_GIVEN DATA_

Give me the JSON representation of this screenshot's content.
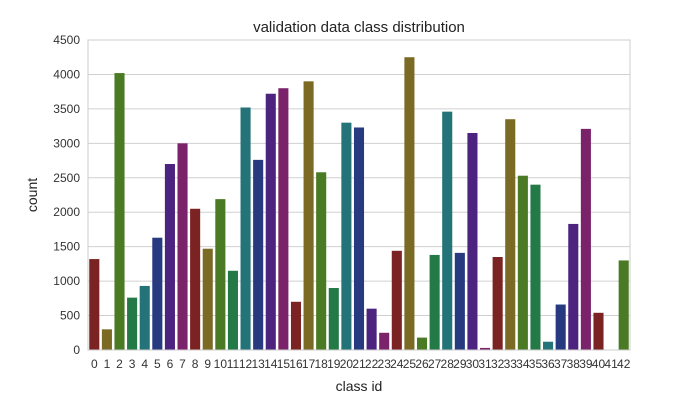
{
  "chart_data": {
    "type": "bar",
    "title": "validation data class distribution",
    "xlabel": "class id",
    "ylabel": "count",
    "ylim": [
      0,
      4500
    ],
    "yticks": [
      0,
      500,
      1000,
      1500,
      2000,
      2500,
      3000,
      3500,
      4000,
      4500
    ],
    "grid": true,
    "categories": [
      "0",
      "1",
      "2",
      "3",
      "4",
      "5",
      "6",
      "7",
      "8",
      "9",
      "10",
      "11",
      "12",
      "13",
      "14",
      "15",
      "16",
      "17",
      "18",
      "19",
      "20",
      "21",
      "22",
      "23",
      "24",
      "25",
      "26",
      "27",
      "28",
      "29",
      "30",
      "31",
      "32",
      "33",
      "34",
      "35",
      "36",
      "37",
      "38",
      "39",
      "40",
      "41",
      "42"
    ],
    "values": [
      1320,
      300,
      4020,
      760,
      930,
      1630,
      2700,
      3000,
      2050,
      1470,
      2190,
      1150,
      3520,
      2760,
      3720,
      3800,
      700,
      3900,
      2580,
      900,
      3300,
      3230,
      600,
      250,
      1440,
      4250,
      180,
      1380,
      3460,
      1410,
      3150,
      30,
      1350,
      3350,
      2530,
      2400,
      120,
      660,
      1830,
      3210,
      540,
      0,
      1300
    ],
    "colors": [
      "#7b2323",
      "#7b6a24",
      "#4a7a23",
      "#247a46",
      "#237378",
      "#273a80",
      "#4d2380",
      "#7a236b"
    ]
  }
}
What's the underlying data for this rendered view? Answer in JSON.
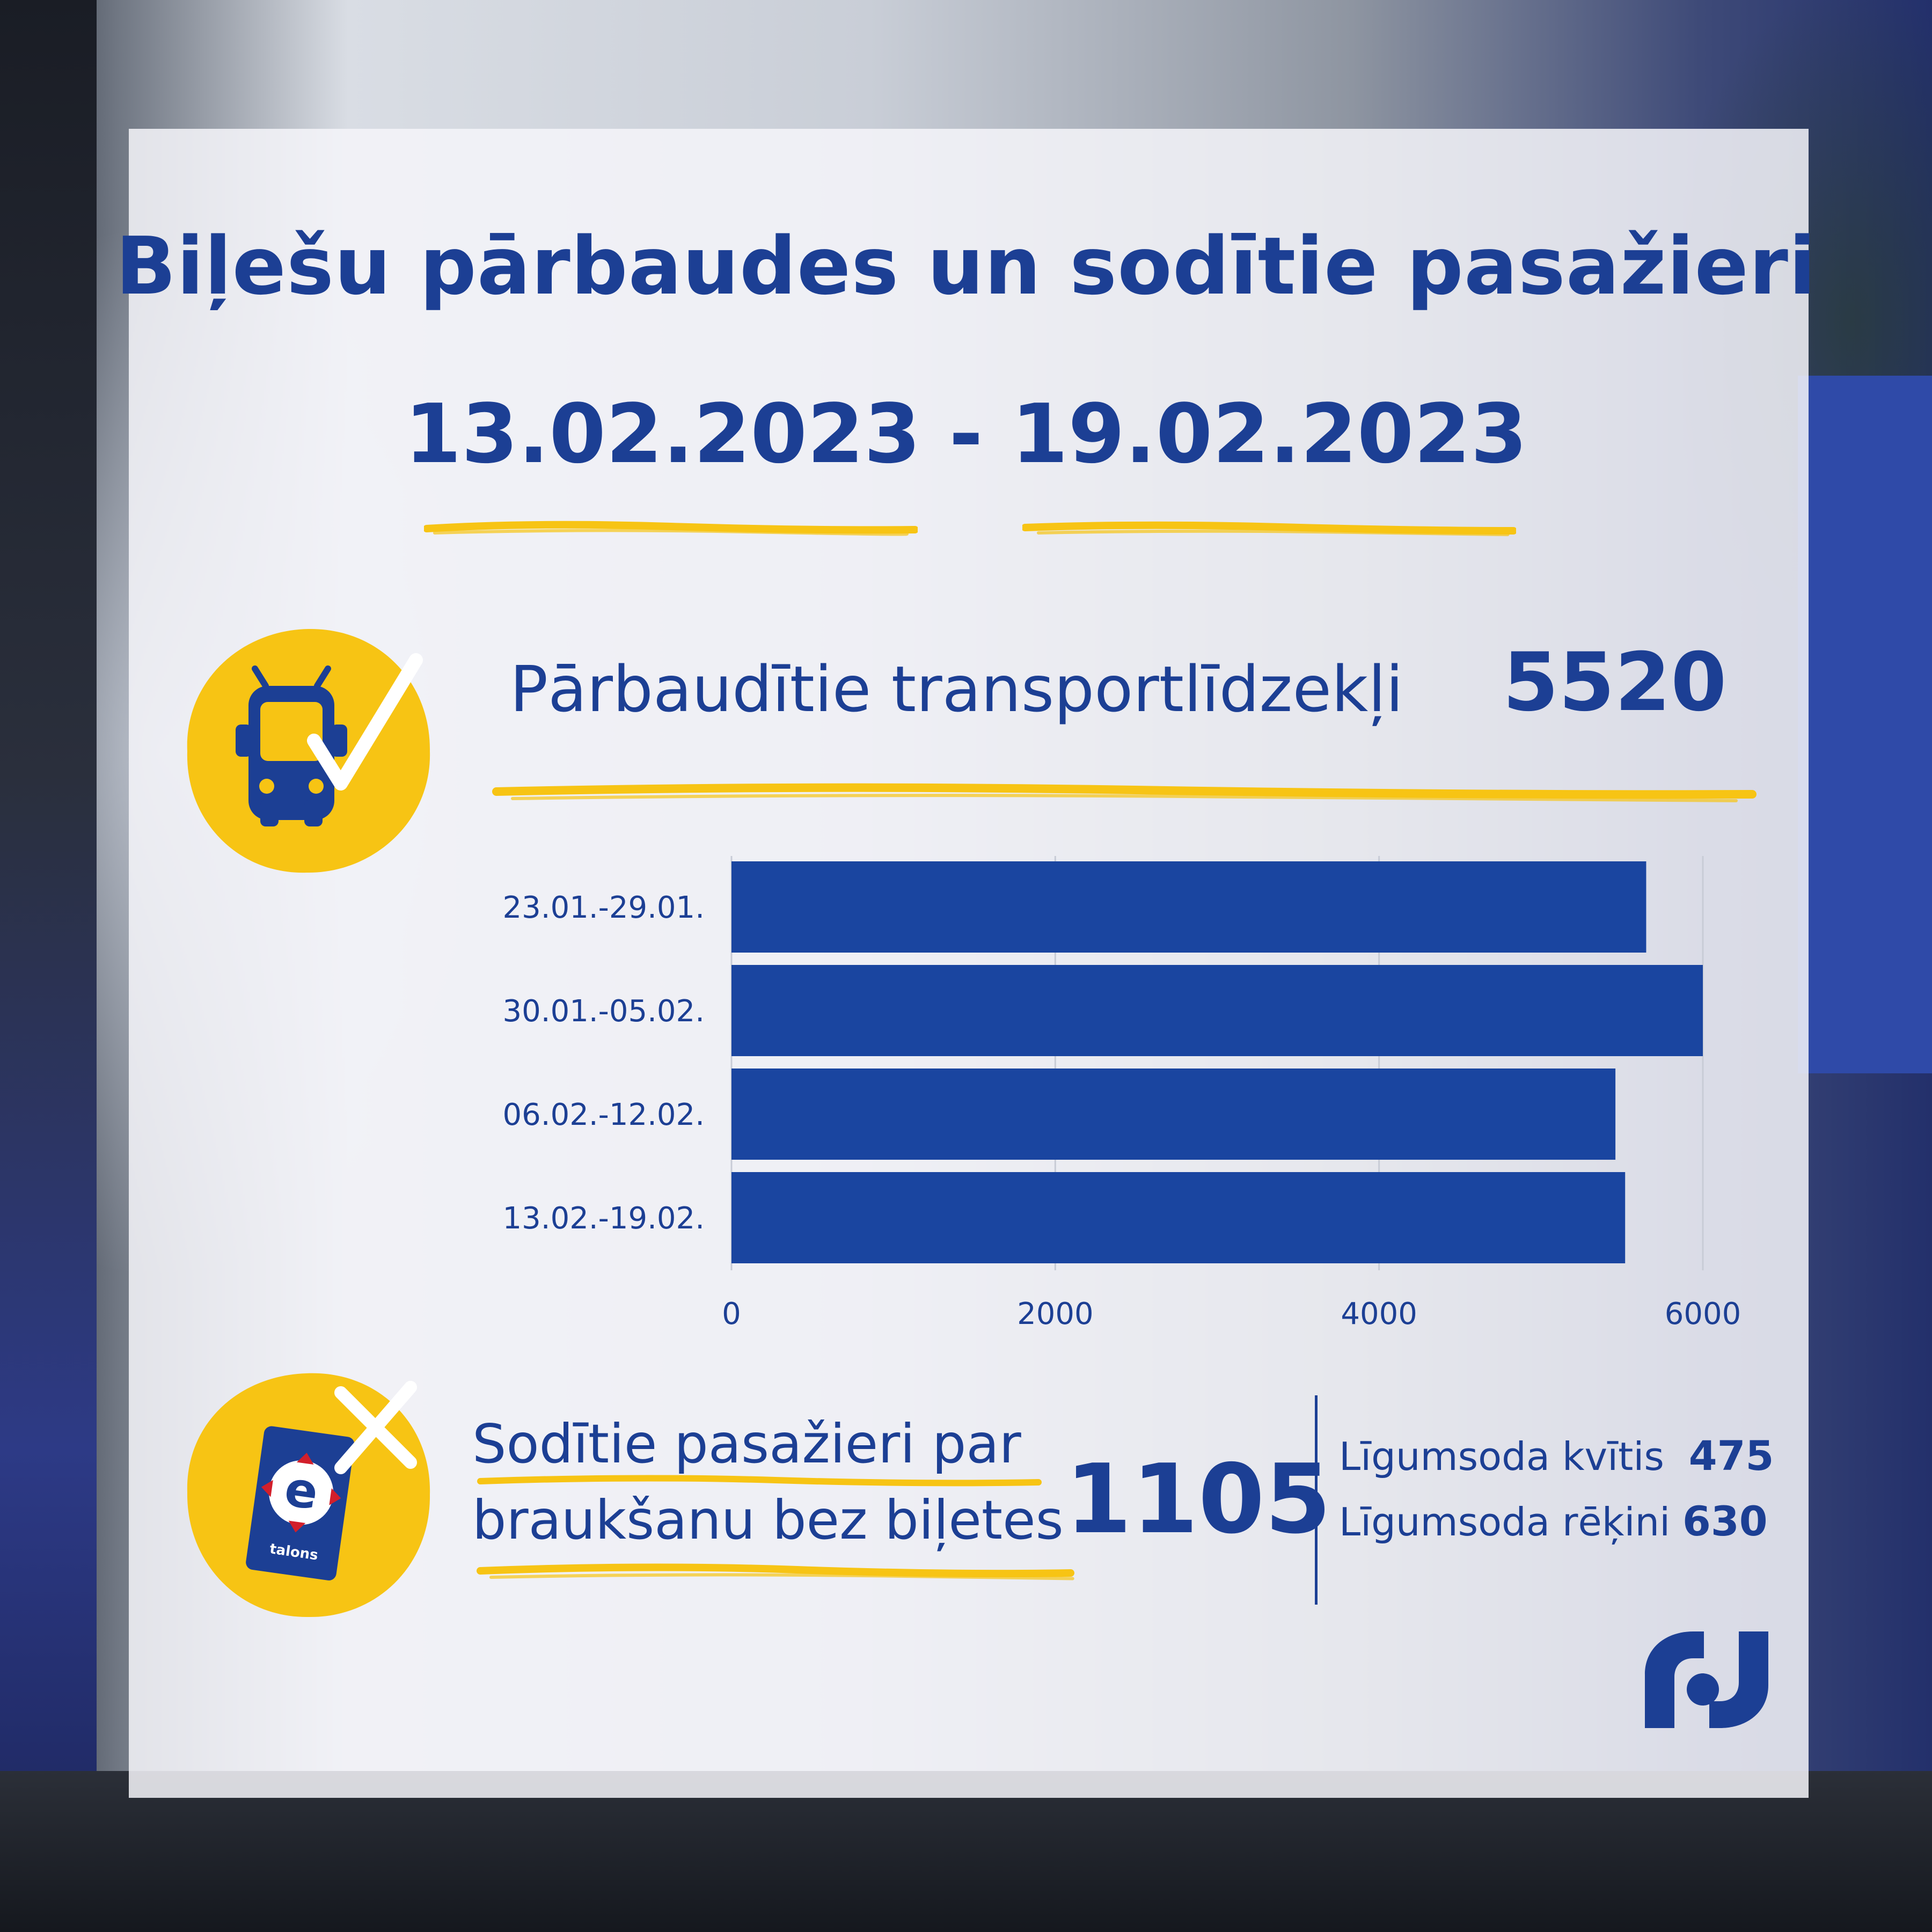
{
  "title": "Biļešu pārbaudes un sodītie pasažieri",
  "date_range": "13.02.2023 - 19.02.2023",
  "checked_vehicles": {
    "label": "Pārbaudītie transportlīdzekļi",
    "value": "5520",
    "icon": "bus-check-icon"
  },
  "chart_data": {
    "type": "bar",
    "orientation": "horizontal",
    "categories": [
      "23.01.-29.01.",
      "30.01.-05.02.",
      "06.02.-12.02.",
      "13.02.-19.02."
    ],
    "values": [
      5650,
      6000,
      5460,
      5520
    ],
    "xlim": [
      0,
      6000
    ],
    "xticks": [
      "0",
      "2000",
      "4000",
      "6000"
    ],
    "grid": true,
    "color": "#1a45a0"
  },
  "fined_passengers": {
    "label_line1": "Sodītie pasažieri par",
    "label_line2": "braukšanu bez biļetes",
    "value": "1105",
    "icon": "etalons-card-cross-icon",
    "card_text": "talons",
    "breakdown": [
      {
        "label": "Līgumsoda kvītis",
        "value": "475"
      },
      {
        "label": "Līgumsoda rēķini",
        "value": "630"
      }
    ]
  },
  "colors": {
    "primary": "#1c3f94",
    "accent": "#f7c414",
    "bar": "#1a45a0"
  }
}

_STATED TASK_
Print all of the records shown above exactly, leaving out each picture.

_ANSWER BELOW_
Give me the JSON representation of this screenshot's content.
{
  "chart_data": {
    "type": "bar",
    "title": "validation data class distribution",
    "xlabel": "class id",
    "ylabel": "count",
    "ylim": [
      0,
      4500
    ],
    "yticks": [
      0,
      500,
      1000,
      1500,
      2000,
      2500,
      3000,
      3500,
      4000,
      4500
    ],
    "grid": true,
    "categories": [
      "0",
      "1",
      "2",
      "3",
      "4",
      "5",
      "6",
      "7",
      "8",
      "9",
      "10",
      "11",
      "12",
      "13",
      "14",
      "15",
      "16",
      "17",
      "18",
      "19",
      "20",
      "21",
      "22",
      "23",
      "24",
      "25",
      "26",
      "27",
      "28",
      "29",
      "30",
      "31",
      "32",
      "33",
      "34",
      "35",
      "36",
      "37",
      "38",
      "39",
      "40",
      "41",
      "42"
    ],
    "values": [
      1320,
      300,
      4020,
      760,
      930,
      1630,
      2700,
      3000,
      2050,
      1470,
      2190,
      1150,
      3520,
      2760,
      3720,
      3800,
      700,
      3900,
      2580,
      900,
      3300,
      3230,
      600,
      250,
      1440,
      4250,
      180,
      1380,
      3460,
      1410,
      3150,
      30,
      1350,
      3350,
      2530,
      2400,
      120,
      660,
      1830,
      3210,
      540,
      0,
      1300
    ],
    "colors": [
      "#7b2323",
      "#7b6a24",
      "#4a7a23",
      "#247a46",
      "#237378",
      "#273a80",
      "#4d2380",
      "#7a236b"
    ]
  }
}
What's the underlying data for this rendered view? Answer in JSON.
{
  "title": "Biļešu pārbaudes un sodītie pasažieri",
  "date_range": "13.02.2023 - 19.02.2023",
  "checked_vehicles": {
    "label": "Pārbaudītie transportlīdzekļi",
    "value": "5520",
    "icon": "bus-check-icon"
  },
  "chart_data": {
    "type": "bar",
    "orientation": "horizontal",
    "categories": [
      "23.01.-29.01.",
      "30.01.-05.02.",
      "06.02.-12.02.",
      "13.02.-19.02."
    ],
    "values": [
      5650,
      6000,
      5460,
      5520
    ],
    "xlim": [
      0,
      6000
    ],
    "xticks": [
      "0",
      "2000",
      "4000",
      "6000"
    ],
    "grid": true,
    "color": "#1a45a0"
  },
  "fined_passengers": {
    "label_line1": "Sodītie pasažieri par",
    "label_line2": "braukšanu bez biļetes",
    "value": "1105",
    "icon": "etalons-card-cross-icon",
    "card_text": "talons",
    "breakdown": [
      {
        "label": "Līgumsoda kvītis",
        "value": "475"
      },
      {
        "label": "Līgumsoda rēķini",
        "value": "630"
      }
    ]
  },
  "colors": {
    "primary": "#1c3f94",
    "accent": "#f7c414",
    "bar": "#1a45a0"
  }
}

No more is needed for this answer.